Problem statement: Reproduce every record below exactly as it appears.

=======

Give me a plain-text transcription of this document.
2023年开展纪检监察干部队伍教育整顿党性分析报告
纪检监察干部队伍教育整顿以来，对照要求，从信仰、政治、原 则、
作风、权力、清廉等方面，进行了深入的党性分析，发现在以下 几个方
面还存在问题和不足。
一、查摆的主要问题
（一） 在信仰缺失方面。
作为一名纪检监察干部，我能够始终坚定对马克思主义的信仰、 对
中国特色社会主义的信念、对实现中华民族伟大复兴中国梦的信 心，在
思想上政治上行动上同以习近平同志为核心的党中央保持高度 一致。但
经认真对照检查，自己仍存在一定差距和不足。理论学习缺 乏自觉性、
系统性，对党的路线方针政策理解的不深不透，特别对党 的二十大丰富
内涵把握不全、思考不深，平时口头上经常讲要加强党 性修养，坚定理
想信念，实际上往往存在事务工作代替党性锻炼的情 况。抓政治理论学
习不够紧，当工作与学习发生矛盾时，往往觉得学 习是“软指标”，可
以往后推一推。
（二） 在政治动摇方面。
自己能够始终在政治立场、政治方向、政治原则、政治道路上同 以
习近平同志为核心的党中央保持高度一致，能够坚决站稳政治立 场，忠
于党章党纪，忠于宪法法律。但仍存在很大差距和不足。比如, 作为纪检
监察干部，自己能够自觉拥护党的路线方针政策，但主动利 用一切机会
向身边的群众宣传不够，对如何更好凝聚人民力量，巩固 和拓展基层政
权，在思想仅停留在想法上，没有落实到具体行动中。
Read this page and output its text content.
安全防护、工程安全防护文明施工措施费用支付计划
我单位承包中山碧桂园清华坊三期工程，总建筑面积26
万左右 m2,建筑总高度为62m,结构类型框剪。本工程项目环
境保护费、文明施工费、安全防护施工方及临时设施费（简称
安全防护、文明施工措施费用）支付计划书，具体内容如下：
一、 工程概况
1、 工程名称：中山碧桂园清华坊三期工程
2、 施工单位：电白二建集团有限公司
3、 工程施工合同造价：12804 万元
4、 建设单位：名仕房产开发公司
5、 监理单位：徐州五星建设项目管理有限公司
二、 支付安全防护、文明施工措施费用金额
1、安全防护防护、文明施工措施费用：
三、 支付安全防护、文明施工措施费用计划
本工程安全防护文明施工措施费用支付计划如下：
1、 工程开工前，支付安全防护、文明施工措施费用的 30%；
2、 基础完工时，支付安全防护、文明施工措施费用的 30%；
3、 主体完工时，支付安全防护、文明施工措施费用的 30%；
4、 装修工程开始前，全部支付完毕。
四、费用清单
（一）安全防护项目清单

=======

Answer to this problem:
Give me a plain-text transcription of this document.
2023年开展纪检监察干部队伍教育整顿党性分析报告
纪检监察干部队伍教育整顿以来，对照要求，从信仰、政治、原 则、
作风、权力、清廉等方面，进行了深入的党性分析，发现在以下 几个方
面还存在问题和不足。
一、查摆的主要问题
（一） 在信仰缺失方面。
作为一名纪检监察干部，我能够始终坚定对马克思主义的信仰、 对
中国特色社会主义的信念、对实现中华民族伟大复兴中国梦的信 心，在
思想上政治上行动上同以习近平同志为核心的党中央保持高度 一致。但
经认真对照检查，自己仍存在一定差距和不足。理论学习缺 乏自觉性、
系统性，对党的路线方针政策理解的不深不透，特别对党 的二十大丰富
内涵把握不全、思考不深，平时口头上经常讲要加强党 性修养，坚定理
想信念，实际上往往存在事务工作代替党性锻炼的情 况。抓政治理论学
习不够紧，当工作与学习发生矛盾时，往往觉得学 习是“软指标”，可
以往后推一推。
（二） 在政治动摇方面。
自己能够始终在政治立场、政治方向、政治原则、政治道路上同 以
习近平同志为核心的党中央保持高度一致，能够坚决站稳政治立 场，忠
于党章党纪，忠于宪法法律。但仍存在很大差距和不足。比如, 作为纪检
监察干部，自己能够自觉拥护党的路线方针政策，但主动利 用一切机会
向身边的群众宣传不够，对如何更好凝聚人民力量，巩固 和拓展基层政
权，在思想仅停留在想法上，没有落实到具体行动中。
Read this page and output its text content.
安全防护、工程安全防护文明施工措施费用支付计划
我单位承包中山碧桂园清华坊三期工程，总建筑面积26
万左右 m2,建筑总高度为62m,结构类型框剪。本工程项目环
境保护费、文明施工费、安全防护施工方及临时设施费（简称
安全防护、文明施工措施费用）支付计划书，具体内容如下：
一、 工程概况
1、 工程名称：中山碧桂园清华坊三期工程
2、 施工单位：电白二建集团有限公司
3、 工程施工合同造价：12804 万元
4、 建设单位：名仕房产开发公司
5、 监理单位：徐州五星建设项目管理有限公司
二、 支付安全防护、文明施工措施费用金额
1、安全防护防护、文明施工措施费用：
三、 支付安全防护、文明施工措施费用计划
本工程安全防护文明施工措施费用支付计划如下：
1、 工程开工前，支付安全防护、文明施工措施费用的 30%；
2、 基础完工时，支付安全防护、文明施工措施费用的 30%；
3、 主体完工时，支付安全防护、文明施工措施费用的 30%；
4、 装修工程开始前，全部支付完毕。
四、费用清单
（一）安全防护项目清单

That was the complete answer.